Stated exercise ->
From the entries below, please gather each line containing the string "Alle".

Stored data:
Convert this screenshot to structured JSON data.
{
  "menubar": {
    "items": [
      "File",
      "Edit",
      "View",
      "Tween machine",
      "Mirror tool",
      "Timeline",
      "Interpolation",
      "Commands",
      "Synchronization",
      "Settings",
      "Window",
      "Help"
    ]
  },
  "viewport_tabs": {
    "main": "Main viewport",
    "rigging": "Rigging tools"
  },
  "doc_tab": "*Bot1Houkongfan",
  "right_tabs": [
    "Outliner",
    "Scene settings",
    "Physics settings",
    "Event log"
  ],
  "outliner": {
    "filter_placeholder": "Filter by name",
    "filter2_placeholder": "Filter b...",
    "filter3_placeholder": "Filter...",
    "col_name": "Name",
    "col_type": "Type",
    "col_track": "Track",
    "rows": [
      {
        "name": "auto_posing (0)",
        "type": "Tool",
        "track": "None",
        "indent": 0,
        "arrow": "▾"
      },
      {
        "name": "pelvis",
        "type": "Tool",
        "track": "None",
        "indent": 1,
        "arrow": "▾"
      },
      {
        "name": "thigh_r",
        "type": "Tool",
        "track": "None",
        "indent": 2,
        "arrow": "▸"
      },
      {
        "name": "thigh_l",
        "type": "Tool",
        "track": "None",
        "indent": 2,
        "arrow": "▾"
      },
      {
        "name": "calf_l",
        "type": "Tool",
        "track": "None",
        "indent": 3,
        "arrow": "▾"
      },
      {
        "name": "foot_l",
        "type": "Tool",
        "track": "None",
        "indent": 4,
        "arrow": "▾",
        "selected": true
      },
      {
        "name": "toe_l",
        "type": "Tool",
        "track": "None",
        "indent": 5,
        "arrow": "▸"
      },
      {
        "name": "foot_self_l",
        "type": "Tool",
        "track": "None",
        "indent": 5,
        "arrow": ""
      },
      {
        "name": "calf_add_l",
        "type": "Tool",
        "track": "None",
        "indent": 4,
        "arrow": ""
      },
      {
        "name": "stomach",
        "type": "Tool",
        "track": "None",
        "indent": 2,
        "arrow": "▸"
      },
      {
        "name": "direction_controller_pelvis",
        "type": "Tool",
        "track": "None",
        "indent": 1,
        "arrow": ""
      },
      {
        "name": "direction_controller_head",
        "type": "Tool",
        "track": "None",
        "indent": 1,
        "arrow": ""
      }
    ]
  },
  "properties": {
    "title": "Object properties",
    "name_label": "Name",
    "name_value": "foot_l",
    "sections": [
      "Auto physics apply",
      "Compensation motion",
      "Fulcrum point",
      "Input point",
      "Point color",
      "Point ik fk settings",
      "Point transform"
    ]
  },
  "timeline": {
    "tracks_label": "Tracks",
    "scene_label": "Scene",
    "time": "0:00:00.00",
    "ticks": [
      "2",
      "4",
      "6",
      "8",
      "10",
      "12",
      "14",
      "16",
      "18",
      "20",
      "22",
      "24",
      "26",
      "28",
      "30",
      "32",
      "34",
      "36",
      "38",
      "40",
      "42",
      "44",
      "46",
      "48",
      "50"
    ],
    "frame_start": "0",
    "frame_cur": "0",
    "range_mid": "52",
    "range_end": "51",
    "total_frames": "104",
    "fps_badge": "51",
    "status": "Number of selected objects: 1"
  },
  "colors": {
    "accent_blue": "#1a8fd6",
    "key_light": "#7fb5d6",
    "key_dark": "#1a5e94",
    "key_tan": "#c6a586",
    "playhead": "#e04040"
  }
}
--
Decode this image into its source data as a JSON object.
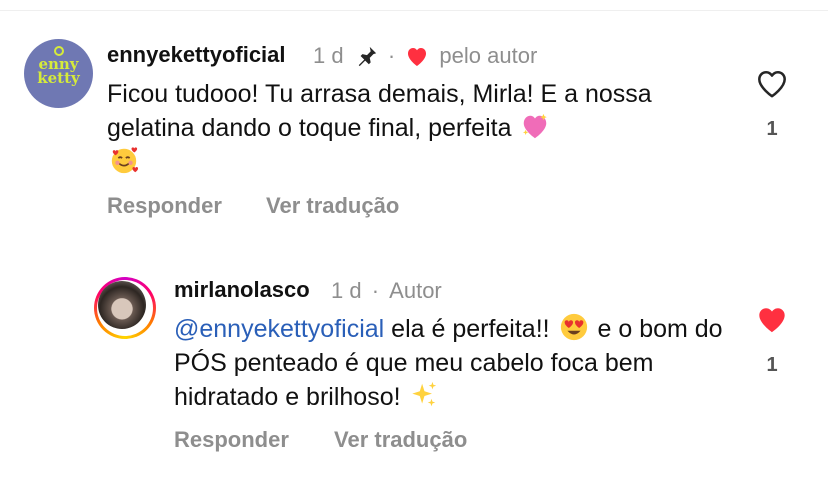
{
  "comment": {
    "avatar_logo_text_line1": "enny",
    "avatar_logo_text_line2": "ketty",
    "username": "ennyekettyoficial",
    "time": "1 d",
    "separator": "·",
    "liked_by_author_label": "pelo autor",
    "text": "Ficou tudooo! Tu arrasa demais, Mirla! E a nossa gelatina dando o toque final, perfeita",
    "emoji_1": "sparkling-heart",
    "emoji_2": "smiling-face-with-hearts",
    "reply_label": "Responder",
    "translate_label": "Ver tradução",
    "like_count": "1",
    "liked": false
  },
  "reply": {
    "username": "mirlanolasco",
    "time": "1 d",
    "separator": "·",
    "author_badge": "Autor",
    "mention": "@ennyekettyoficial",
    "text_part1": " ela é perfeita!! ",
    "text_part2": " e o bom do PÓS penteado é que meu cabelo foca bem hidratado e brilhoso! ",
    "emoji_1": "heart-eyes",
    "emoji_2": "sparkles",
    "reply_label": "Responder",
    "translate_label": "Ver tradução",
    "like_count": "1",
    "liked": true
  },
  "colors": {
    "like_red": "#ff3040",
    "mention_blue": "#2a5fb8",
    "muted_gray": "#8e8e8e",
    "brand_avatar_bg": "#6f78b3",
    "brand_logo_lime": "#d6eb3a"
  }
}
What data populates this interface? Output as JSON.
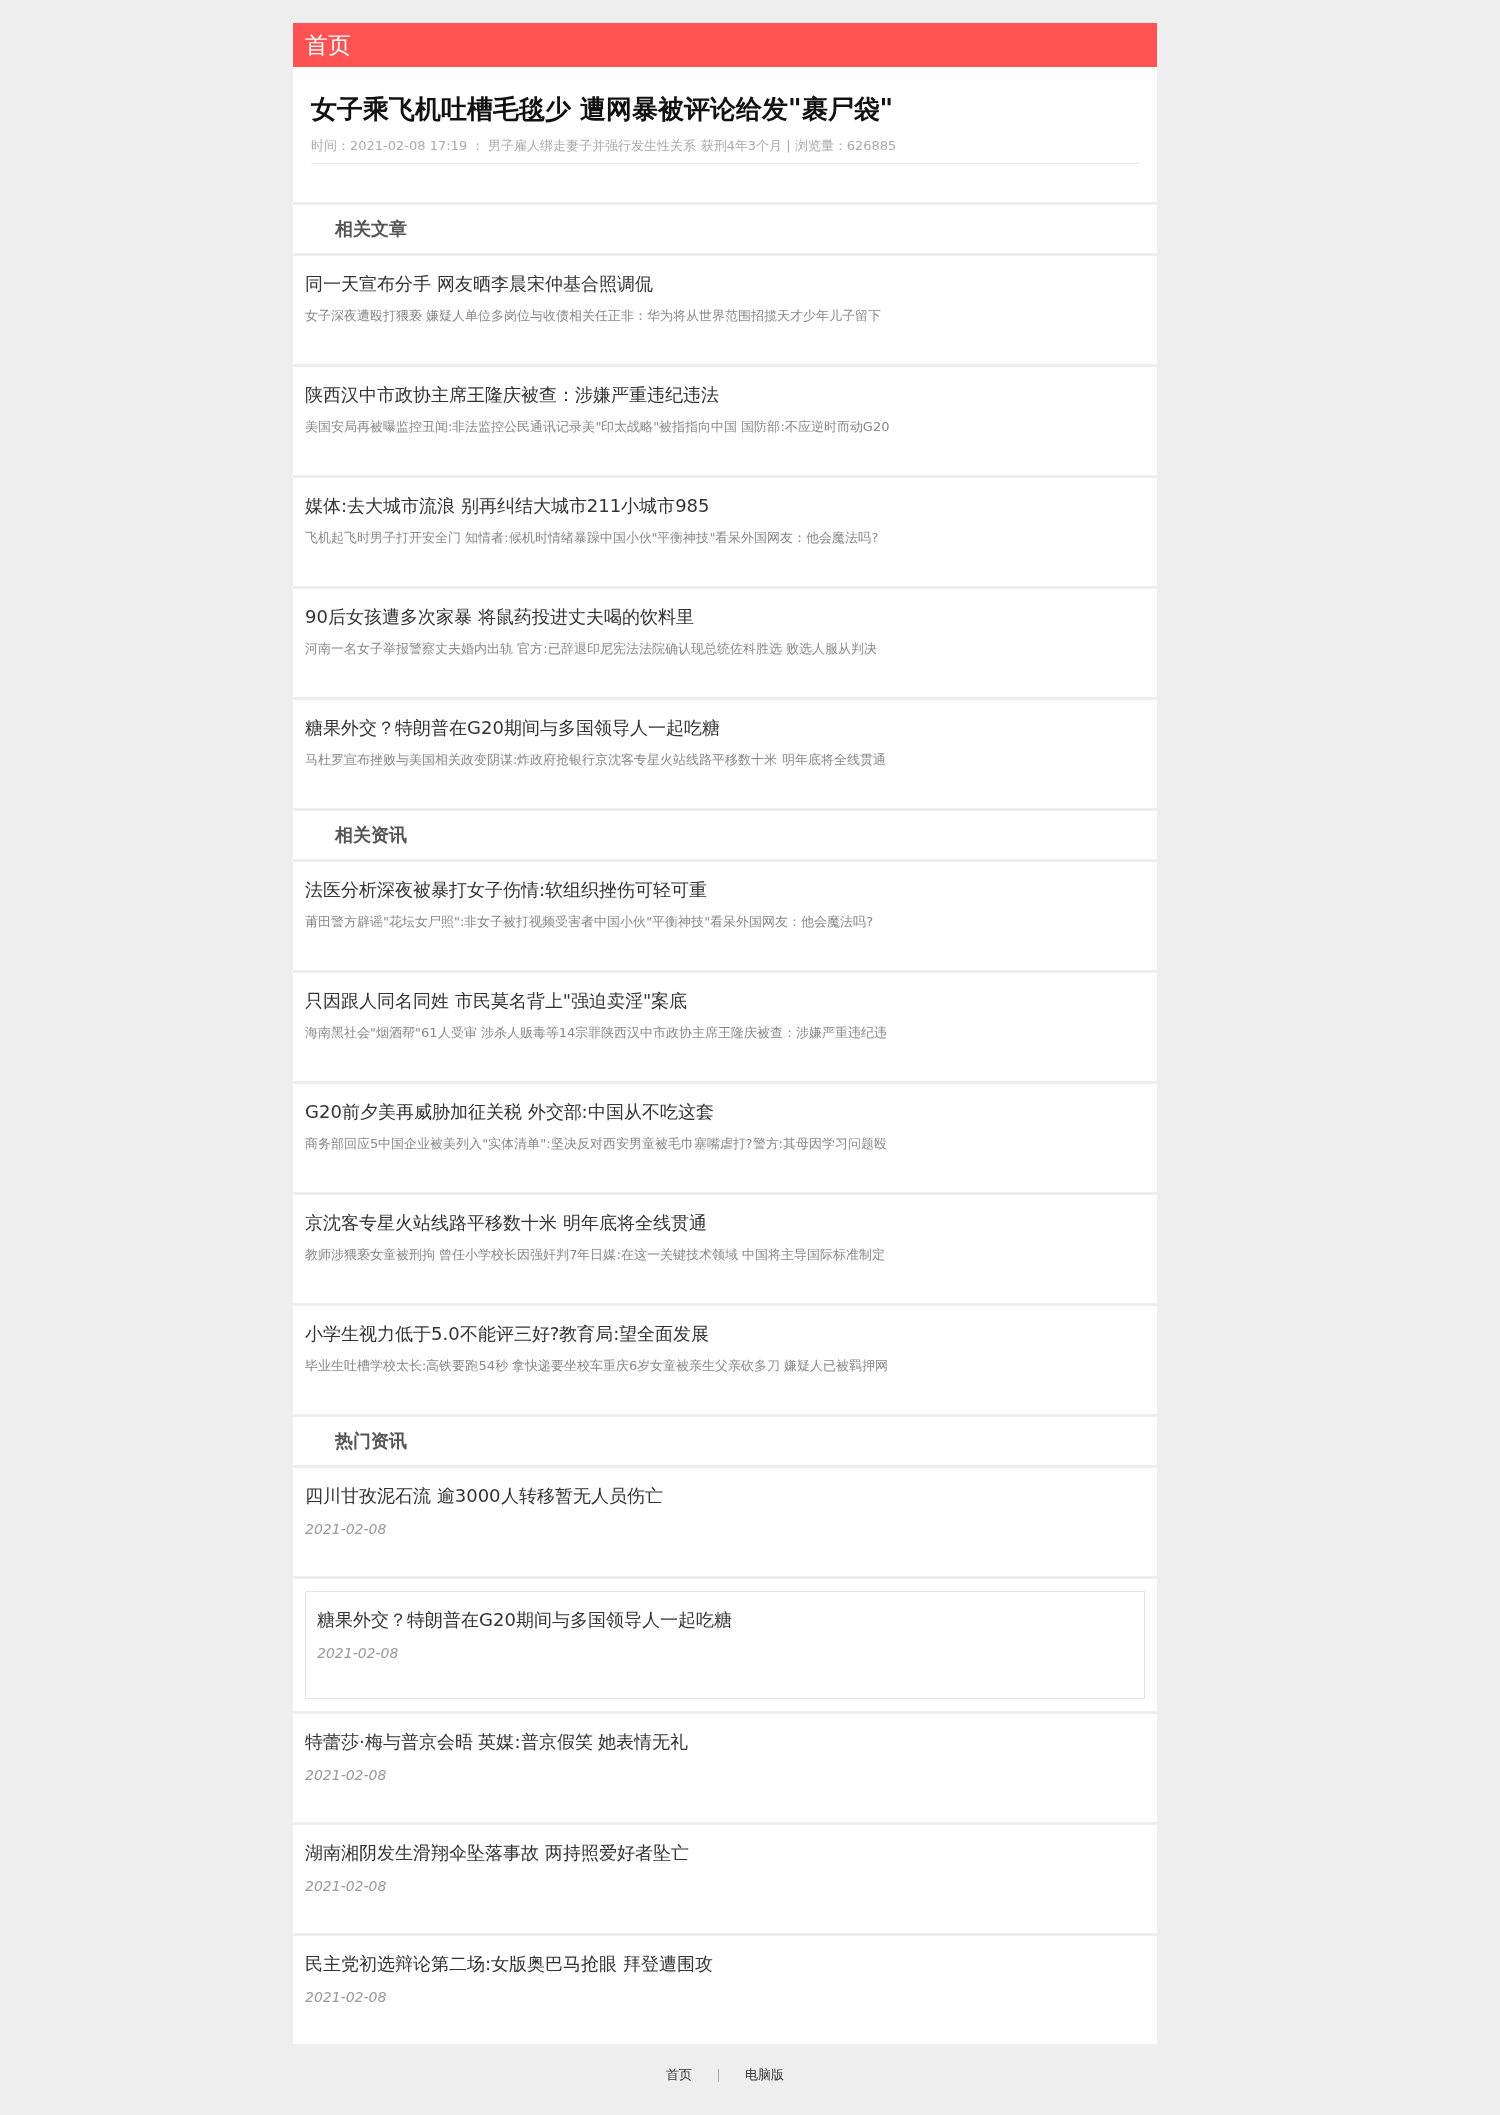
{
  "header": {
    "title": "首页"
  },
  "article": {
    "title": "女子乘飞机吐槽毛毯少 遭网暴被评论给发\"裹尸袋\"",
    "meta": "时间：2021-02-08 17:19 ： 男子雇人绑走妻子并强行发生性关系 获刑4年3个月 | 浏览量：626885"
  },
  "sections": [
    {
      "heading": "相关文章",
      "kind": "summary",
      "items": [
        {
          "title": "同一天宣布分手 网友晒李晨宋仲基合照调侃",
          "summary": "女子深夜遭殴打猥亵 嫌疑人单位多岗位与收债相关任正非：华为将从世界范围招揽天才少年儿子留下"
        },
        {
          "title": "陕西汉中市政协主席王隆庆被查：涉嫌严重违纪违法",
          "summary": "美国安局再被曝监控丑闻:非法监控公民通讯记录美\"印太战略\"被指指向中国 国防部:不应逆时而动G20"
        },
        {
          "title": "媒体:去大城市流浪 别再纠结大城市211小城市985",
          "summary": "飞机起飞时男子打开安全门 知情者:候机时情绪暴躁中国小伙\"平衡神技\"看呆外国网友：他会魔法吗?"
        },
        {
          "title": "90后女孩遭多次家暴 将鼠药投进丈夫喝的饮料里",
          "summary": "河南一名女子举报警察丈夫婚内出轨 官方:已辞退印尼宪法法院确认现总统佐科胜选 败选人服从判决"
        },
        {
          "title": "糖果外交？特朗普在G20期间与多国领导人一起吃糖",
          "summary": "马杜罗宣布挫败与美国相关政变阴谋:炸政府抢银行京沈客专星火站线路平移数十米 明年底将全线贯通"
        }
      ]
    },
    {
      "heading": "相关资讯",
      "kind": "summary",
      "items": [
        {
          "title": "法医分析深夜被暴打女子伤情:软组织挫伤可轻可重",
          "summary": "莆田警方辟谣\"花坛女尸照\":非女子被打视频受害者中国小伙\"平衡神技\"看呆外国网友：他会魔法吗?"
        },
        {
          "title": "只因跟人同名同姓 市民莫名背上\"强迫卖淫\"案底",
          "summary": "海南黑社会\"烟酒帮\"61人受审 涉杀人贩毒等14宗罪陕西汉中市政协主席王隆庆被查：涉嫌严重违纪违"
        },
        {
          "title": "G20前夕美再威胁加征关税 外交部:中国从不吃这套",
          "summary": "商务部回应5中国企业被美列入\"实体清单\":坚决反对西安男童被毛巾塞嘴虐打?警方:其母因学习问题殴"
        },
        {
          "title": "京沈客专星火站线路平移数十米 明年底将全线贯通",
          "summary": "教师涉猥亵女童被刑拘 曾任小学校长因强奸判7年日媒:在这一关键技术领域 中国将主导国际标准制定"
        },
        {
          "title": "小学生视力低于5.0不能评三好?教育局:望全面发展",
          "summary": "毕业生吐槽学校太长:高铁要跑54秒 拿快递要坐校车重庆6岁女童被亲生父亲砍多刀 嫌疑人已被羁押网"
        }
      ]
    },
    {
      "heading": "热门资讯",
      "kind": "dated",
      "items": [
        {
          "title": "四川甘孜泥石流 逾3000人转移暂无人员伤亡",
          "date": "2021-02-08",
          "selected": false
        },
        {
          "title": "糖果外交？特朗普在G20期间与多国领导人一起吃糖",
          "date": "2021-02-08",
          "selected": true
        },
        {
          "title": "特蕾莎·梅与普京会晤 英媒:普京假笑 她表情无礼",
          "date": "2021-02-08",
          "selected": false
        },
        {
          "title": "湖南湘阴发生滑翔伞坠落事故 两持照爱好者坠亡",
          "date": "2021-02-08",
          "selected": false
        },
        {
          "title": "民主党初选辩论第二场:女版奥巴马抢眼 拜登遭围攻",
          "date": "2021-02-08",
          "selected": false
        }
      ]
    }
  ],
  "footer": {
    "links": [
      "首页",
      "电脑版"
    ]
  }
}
---
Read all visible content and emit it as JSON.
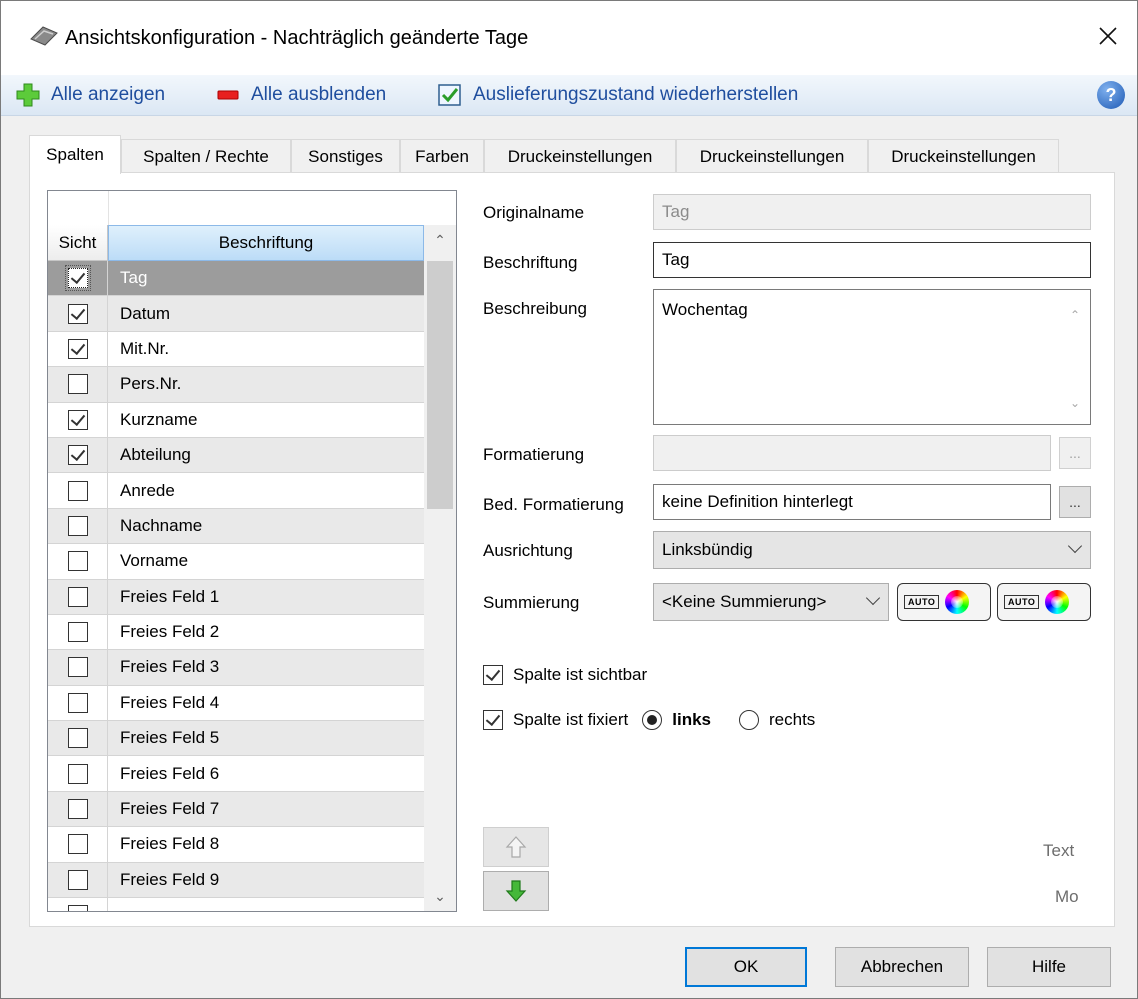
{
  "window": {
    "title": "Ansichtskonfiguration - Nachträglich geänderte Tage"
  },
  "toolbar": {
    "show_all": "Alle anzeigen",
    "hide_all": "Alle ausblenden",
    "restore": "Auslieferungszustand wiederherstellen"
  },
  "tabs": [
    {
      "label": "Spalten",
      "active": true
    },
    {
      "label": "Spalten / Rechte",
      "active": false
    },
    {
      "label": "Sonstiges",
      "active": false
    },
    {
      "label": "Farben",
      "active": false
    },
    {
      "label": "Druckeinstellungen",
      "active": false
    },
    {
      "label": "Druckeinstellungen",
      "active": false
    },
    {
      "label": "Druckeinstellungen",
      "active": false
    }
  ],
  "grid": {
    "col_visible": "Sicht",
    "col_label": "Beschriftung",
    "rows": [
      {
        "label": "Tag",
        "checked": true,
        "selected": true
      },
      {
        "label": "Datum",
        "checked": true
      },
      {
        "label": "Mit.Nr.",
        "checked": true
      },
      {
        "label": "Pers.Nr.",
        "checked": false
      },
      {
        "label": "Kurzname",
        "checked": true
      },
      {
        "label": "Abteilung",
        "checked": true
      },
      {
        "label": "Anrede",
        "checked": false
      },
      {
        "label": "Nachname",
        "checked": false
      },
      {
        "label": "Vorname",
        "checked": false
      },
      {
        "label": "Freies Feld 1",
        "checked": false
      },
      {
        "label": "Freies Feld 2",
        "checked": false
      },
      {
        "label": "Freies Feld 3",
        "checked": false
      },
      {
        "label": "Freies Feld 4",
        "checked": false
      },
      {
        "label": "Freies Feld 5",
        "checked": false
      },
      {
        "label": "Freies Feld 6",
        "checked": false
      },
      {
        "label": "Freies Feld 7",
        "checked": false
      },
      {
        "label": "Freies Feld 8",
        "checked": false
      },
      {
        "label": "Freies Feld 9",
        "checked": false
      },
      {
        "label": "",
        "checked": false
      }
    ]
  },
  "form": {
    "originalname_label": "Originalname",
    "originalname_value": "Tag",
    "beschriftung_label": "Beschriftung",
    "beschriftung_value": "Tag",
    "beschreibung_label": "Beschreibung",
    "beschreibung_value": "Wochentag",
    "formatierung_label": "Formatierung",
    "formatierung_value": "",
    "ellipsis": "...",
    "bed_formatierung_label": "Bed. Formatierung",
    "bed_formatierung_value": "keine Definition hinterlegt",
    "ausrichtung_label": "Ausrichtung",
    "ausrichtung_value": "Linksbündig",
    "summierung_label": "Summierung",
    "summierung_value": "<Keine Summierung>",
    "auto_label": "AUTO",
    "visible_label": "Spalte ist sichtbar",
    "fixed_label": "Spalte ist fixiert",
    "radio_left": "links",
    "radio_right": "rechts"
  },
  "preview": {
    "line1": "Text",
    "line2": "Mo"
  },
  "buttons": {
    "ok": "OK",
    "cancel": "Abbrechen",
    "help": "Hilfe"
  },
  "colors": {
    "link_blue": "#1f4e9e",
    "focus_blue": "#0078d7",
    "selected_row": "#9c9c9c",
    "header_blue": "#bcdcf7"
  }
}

Solution ->
    "show_all": "Alle anzeigen",
    "hide_all": "Alle ausblenden",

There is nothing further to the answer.